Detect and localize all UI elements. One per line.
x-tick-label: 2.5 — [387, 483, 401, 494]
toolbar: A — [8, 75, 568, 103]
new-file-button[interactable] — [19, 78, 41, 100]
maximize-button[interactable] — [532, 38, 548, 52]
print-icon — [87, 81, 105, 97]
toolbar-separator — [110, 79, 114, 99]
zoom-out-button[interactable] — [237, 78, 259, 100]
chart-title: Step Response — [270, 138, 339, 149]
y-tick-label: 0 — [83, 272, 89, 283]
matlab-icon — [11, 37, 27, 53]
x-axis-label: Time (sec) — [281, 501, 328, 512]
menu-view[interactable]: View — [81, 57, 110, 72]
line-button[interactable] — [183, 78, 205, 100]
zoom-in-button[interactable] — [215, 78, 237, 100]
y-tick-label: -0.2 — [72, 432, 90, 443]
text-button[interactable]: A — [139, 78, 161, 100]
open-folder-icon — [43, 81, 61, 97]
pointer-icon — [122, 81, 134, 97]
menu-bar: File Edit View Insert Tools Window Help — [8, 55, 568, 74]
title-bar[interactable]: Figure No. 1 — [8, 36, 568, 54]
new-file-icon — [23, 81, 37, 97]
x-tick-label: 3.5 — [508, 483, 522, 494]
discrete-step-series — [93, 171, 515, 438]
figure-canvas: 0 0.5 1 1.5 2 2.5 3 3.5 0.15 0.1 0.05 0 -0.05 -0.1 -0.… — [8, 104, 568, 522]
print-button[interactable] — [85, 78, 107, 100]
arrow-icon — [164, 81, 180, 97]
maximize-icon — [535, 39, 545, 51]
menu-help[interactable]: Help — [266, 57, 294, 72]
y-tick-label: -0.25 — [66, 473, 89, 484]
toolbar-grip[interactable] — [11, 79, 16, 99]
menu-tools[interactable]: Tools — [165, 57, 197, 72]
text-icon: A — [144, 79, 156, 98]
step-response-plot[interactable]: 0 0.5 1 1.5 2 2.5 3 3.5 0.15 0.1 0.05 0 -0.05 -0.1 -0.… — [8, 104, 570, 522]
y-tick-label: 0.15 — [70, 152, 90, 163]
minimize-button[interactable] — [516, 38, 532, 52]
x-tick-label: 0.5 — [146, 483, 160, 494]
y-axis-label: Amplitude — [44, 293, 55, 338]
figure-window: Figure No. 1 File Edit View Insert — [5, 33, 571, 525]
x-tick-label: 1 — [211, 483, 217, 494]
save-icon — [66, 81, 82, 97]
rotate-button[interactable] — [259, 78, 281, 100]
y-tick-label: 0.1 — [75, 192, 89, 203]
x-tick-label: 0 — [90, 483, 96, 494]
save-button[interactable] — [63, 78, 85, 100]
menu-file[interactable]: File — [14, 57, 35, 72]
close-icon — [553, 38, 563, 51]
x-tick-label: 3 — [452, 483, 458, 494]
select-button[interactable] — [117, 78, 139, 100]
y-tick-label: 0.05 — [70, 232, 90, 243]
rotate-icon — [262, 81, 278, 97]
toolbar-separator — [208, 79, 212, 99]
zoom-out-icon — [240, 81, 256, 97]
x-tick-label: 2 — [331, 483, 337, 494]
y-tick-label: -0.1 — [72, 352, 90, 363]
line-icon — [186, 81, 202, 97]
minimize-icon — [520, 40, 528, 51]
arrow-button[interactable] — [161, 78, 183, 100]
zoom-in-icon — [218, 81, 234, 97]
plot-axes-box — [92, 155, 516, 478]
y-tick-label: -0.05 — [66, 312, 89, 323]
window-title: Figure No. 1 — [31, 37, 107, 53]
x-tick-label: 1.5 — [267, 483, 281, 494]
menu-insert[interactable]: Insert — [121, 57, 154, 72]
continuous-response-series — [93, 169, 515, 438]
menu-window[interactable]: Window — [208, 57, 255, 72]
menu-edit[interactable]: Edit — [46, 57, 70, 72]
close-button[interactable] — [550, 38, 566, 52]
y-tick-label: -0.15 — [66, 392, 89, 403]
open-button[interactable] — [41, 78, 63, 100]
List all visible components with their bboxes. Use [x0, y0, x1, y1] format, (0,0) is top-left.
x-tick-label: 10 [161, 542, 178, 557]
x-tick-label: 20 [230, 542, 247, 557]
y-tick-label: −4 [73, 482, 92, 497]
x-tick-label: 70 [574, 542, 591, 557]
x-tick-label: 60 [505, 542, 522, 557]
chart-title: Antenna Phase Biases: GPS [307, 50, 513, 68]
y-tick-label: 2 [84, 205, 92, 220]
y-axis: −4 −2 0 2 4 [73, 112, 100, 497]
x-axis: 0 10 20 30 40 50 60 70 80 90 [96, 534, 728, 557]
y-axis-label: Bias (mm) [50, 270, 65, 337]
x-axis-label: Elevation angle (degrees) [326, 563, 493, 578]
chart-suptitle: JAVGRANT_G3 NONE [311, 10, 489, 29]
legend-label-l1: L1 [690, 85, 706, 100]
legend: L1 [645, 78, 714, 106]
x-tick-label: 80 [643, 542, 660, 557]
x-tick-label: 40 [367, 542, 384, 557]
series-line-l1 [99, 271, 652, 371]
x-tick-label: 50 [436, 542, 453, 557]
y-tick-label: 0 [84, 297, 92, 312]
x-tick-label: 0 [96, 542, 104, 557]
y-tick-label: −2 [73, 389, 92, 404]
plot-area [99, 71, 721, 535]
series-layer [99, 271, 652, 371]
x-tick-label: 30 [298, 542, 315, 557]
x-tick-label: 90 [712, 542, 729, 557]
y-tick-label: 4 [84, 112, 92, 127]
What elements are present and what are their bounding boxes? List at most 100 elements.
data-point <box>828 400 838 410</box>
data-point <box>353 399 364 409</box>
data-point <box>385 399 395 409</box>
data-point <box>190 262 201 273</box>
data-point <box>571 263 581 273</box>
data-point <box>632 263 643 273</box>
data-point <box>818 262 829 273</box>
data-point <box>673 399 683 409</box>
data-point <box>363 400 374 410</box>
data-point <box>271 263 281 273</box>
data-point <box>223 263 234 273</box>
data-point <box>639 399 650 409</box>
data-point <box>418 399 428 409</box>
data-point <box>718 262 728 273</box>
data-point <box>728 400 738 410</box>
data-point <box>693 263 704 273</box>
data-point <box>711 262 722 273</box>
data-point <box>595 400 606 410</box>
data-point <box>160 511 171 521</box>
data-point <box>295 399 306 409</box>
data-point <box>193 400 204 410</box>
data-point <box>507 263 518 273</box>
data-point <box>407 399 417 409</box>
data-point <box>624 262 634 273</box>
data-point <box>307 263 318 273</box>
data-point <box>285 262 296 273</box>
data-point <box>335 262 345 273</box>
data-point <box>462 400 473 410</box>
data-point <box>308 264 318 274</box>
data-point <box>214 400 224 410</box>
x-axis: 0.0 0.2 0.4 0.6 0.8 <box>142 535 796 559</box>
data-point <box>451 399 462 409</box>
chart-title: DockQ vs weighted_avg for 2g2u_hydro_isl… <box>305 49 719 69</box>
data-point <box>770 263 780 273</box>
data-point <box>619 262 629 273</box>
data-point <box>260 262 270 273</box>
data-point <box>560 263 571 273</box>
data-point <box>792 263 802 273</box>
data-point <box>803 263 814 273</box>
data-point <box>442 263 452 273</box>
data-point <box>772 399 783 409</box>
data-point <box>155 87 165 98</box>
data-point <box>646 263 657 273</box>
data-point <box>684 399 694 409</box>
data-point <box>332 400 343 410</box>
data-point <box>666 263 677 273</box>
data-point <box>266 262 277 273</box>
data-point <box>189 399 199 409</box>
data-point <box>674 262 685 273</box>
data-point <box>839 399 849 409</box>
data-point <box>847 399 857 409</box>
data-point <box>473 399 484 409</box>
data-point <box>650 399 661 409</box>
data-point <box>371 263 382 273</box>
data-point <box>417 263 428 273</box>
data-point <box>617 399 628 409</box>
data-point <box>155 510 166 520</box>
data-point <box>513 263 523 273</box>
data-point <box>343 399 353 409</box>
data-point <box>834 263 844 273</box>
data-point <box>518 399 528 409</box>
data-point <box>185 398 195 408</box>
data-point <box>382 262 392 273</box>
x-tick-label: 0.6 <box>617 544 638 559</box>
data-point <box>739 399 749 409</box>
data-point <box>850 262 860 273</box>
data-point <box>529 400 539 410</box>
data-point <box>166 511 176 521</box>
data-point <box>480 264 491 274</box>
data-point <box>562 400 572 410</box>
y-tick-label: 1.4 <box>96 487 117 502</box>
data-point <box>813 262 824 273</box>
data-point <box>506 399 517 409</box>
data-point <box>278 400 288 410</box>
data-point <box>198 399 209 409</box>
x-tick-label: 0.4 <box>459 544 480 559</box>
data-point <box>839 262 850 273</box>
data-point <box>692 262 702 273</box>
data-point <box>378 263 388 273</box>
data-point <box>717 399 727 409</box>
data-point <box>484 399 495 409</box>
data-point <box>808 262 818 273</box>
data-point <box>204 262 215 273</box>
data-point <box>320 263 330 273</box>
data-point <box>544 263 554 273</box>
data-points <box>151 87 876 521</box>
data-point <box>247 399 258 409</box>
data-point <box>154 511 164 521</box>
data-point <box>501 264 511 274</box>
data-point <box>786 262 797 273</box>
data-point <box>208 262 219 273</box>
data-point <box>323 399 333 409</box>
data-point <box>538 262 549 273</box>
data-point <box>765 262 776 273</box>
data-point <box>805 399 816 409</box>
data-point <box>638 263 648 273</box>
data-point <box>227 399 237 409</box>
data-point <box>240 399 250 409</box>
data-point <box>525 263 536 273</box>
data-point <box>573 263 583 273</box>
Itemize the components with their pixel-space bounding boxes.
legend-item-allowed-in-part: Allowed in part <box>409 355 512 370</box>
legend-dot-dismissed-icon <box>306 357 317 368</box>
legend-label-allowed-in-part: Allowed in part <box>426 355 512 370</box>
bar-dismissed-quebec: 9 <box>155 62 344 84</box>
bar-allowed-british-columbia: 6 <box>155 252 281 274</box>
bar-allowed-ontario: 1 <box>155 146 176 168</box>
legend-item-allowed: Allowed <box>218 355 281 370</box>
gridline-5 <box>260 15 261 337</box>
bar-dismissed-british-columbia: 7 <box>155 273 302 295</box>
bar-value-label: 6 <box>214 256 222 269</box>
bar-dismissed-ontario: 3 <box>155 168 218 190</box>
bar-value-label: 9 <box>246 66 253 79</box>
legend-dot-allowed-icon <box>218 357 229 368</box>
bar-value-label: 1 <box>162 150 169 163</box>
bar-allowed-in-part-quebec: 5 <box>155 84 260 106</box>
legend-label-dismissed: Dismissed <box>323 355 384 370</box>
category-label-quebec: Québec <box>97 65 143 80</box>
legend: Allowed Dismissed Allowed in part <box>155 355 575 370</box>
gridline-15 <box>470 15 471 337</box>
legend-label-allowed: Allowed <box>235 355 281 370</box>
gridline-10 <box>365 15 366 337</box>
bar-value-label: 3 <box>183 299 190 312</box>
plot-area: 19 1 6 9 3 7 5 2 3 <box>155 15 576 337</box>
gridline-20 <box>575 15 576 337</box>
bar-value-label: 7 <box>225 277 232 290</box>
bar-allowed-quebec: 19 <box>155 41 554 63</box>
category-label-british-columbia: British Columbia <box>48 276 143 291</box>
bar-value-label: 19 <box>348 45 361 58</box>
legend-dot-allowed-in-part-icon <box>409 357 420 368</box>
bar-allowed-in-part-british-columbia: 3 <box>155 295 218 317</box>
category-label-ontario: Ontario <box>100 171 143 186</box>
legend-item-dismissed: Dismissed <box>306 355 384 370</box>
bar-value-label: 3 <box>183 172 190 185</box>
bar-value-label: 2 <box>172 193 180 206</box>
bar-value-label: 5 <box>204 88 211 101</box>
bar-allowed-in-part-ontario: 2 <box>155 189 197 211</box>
▬▬▬▬▬▬
Work to complete -> Take the lines from the first one through the one holding "toolbar-separator — [110, 79, 114, 99]", inclusive, and swap "print-icon" for "printer-icon". Give back only those lines with nothing else altered.

Exercise output ->
Detect and localize all UI elements. One per line.
x-tick-label: 2.5 — [387, 483, 401, 494]
toolbar: A — [8, 75, 568, 103]
new-file-button[interactable] — [19, 78, 41, 100]
maximize-button[interactable] — [532, 38, 548, 52]
printer-icon — [87, 81, 105, 97]
toolbar-separator — [110, 79, 114, 99]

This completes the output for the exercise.